Task instructions: Within the material below, find each line bearing the word "mtDNA" and present it.

Given data:

(begin)

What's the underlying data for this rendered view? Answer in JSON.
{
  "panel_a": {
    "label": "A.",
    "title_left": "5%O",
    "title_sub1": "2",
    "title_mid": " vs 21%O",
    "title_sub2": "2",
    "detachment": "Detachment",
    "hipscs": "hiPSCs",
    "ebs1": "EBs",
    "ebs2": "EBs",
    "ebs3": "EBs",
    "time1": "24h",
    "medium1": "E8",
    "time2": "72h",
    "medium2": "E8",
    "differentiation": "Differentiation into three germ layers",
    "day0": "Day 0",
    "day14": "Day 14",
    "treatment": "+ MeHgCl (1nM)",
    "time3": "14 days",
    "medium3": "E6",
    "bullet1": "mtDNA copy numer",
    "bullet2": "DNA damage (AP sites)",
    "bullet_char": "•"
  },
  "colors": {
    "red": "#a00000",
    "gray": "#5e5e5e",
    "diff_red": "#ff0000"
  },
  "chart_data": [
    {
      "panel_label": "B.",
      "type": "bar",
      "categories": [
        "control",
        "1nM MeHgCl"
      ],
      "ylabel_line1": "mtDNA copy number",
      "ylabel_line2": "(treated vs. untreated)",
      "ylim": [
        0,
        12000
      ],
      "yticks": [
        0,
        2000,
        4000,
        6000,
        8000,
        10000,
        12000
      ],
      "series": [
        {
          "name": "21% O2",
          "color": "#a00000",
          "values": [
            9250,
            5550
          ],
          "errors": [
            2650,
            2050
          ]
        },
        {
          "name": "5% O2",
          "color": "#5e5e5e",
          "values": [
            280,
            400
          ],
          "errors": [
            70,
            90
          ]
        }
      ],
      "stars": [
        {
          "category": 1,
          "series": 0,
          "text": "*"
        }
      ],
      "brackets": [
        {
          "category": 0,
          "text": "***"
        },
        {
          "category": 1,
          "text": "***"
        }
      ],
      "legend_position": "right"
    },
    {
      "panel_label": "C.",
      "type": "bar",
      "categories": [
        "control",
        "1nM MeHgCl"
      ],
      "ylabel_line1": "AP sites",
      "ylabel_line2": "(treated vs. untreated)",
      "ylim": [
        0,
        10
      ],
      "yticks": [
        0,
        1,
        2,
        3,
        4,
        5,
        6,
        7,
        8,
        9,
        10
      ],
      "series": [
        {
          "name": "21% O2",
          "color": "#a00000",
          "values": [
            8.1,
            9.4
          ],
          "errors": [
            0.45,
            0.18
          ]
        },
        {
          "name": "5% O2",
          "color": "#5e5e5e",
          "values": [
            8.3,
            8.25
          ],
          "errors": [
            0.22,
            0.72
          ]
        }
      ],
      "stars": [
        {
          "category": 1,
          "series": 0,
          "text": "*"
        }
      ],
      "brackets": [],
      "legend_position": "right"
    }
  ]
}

(end)

Result of this exercise:
    "bullet1": "mtDNA copy numer",
      "ylabel_line1": "mtDNA copy number",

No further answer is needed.